-------- Texte extrait

Une loi texane imposant une interdiction quasi-totale de l’avortement que la Cour suprême des États-Unis a laissé subsister provoquera un « chaos inconstitutionnel » en portant atteinte à un droit que les femmes exercent depuis près d’un demi-siècle, a averti jeudi le président Joe Biden.
La Cour, à majorité conservatrice (6-3), a également soulevé des questions sur la manière dont elle se prononcera sur une affaire plus importante à venir qui pourrait restreindre le droit à l’avortement dans tout le pays, puisqu’elle a laissé en place l’interdiction de l’avortement après la sixième semaine de grossesse.
L’interdiction du Texas a jusqu’à présent survécu aux contestations judiciaires, en partie grâce à une caractéristique inhabituelle qui laisse l’application de la loi à des citoyens individuels, qui pourraient percevoir des primes en espèces d’au moins 10 000 dollars pour avoir intenté avec succès des procès contre des femmes qui demandent un avortement après leur sixième semaine de grossesse ou contre ceux qui les aident.
Les défenseurs des droits civils ont averti que ce concept pourrait causer des ravages s’il était adopté par d’autres États ou appliqué à d’autres droits controversés, comme la possession d’armes à feu.
« Il déclenche un chaos anticonstitutionnel et donne le pouvoir à des agents d’exécution autoproclamés d’avoir des effets dévastateurs », a déclaré M. Biden, un démocrate, dans une déclaration ordonnant aux agences fédérales d’agir pour protéger le droit à l’avortement inscrit dans la décision Roe v. Wade de 1973 de la Haute Cour. « De parfaits inconnus seront désormais habilités à s’injecter dans les décisions de santé les plus privées et les plus personnelles auxquelles sont confrontées les femmes. »

----------------
-------- Matériel présenté

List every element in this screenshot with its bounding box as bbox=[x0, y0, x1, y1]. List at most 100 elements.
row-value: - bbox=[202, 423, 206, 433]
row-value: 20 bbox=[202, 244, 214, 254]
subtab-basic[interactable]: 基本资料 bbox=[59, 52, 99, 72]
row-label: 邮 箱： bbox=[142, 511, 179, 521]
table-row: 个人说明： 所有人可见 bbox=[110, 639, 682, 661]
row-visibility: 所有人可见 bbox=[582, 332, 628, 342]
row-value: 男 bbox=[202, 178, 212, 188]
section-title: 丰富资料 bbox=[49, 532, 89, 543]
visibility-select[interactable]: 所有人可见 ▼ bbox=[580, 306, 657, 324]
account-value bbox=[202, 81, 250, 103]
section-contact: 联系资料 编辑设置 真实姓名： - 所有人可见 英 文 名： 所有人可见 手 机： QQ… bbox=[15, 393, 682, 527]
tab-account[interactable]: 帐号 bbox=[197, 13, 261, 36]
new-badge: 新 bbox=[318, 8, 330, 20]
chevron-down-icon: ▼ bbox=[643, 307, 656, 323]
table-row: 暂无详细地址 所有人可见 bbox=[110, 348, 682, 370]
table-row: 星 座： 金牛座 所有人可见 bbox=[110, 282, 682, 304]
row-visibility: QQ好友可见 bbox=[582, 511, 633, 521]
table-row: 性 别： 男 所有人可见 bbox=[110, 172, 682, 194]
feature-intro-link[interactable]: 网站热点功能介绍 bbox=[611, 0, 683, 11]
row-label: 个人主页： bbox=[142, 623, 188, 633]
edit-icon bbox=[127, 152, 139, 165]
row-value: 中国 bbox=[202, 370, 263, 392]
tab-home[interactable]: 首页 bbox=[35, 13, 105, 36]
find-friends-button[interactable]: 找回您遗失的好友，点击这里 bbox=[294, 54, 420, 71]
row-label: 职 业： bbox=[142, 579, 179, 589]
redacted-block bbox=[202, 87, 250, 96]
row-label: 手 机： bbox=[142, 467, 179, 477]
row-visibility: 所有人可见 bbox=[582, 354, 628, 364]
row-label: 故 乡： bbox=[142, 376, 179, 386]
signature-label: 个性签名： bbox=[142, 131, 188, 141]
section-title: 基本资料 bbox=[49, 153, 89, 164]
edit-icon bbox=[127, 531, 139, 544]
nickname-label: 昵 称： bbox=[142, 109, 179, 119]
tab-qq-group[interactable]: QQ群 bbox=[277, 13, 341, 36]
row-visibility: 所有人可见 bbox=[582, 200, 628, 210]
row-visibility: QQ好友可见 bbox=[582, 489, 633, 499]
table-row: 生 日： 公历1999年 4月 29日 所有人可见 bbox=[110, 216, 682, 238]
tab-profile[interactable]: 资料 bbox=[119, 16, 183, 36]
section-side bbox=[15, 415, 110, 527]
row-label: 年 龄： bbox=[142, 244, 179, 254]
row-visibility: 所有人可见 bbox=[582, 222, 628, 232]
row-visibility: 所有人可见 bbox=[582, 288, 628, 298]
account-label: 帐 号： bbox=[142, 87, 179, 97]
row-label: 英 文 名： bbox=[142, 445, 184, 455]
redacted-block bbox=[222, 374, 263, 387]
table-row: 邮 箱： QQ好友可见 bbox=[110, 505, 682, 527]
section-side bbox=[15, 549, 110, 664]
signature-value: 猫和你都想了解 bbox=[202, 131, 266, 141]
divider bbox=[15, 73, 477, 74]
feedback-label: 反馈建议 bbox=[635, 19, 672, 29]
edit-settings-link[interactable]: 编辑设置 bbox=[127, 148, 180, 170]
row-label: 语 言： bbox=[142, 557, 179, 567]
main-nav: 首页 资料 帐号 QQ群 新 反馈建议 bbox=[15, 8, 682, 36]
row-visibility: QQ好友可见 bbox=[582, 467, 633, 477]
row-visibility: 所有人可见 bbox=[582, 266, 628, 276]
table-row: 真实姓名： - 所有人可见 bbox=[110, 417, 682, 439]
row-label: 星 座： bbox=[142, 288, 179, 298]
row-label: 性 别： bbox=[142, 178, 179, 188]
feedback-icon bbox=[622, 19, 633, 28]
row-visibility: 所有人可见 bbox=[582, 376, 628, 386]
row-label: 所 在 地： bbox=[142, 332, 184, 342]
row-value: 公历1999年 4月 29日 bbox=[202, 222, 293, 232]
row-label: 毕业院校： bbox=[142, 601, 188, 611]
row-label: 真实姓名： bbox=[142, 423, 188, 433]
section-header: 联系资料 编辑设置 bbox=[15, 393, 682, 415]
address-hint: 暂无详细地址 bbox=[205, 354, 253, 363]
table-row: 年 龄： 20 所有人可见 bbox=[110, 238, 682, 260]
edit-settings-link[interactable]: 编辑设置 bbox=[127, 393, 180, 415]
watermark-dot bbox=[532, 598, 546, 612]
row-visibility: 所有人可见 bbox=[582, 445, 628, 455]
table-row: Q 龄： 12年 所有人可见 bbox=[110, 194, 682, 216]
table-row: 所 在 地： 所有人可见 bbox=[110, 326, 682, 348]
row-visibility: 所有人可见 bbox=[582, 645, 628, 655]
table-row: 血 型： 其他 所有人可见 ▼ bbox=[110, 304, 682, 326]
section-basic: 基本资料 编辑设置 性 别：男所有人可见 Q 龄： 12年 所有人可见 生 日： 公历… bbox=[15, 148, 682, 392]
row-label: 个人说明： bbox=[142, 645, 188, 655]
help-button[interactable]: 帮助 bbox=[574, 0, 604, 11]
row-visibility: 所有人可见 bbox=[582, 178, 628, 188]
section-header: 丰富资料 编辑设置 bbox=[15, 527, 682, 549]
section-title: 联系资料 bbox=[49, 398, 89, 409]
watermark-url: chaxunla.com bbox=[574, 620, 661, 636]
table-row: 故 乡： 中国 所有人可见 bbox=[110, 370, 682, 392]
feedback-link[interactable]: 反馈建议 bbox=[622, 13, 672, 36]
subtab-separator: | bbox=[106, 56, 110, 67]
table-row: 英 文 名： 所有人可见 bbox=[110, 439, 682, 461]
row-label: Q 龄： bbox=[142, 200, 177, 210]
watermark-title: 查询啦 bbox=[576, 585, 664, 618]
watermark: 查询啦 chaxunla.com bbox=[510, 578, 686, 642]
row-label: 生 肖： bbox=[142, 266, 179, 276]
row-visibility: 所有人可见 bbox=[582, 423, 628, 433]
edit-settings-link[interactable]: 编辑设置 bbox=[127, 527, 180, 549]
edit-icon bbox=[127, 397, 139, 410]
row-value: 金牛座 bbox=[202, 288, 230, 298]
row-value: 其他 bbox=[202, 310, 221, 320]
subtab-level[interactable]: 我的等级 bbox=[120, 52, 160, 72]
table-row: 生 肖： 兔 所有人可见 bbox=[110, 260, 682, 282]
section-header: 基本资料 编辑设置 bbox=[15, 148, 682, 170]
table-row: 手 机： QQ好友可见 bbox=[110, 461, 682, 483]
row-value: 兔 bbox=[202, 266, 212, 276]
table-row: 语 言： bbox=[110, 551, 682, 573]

----------------

Consigne 1:
Répondez aux questions suivantes à partir de l'article sur la loi texane :
(a) Quel rapport de voix caractérise la majorité conservatrice de la Cour suprême ?
(b) Quel montant minimal les citoyens peuvent-ils percevoir en cas de procès gagné ?
(c) De quelle année date la décision Roe v. Wade ?
Consigne 2: Traduisez en anglais la phrase suivante, tirée de l'article sur la loi texane : « Les défenseurs des droits civils ont averti que ce concept pourrait causer des ravages s'il était adopté par d'autres États ou appliqué à d'autres droits controversés, comme la possession d'armes à feu. »
Consigne 3: Relevez tous les passages placés entre guillemets dans l'article sur la loi texane.
Les items n'interviennent d'aucune manière dans ces consignes.

Corrigé 1:
(a) Six contre trois (6-3).
(b) Au moins 10 000 dollars.
(c) De 1973.

Corrigé 2: Civil rights advocates warned that this concept could wreak havoc if it were adopted by other states or applied to other controversial rights, such as gun ownership.

Corrigé 3:
- « chaos inconstitutionnel »
- « Il déclenche un chaos anticonstitutionnel et donne le pouvoir à des agents d'exécution autoproclamés d'avoir des effets dévastateurs »
- « De parfaits inconnus seront désormais habilités à s'injecter dans les décisions de santé les plus privées et les plus personnelles auxquelles sont confrontées les femmes. »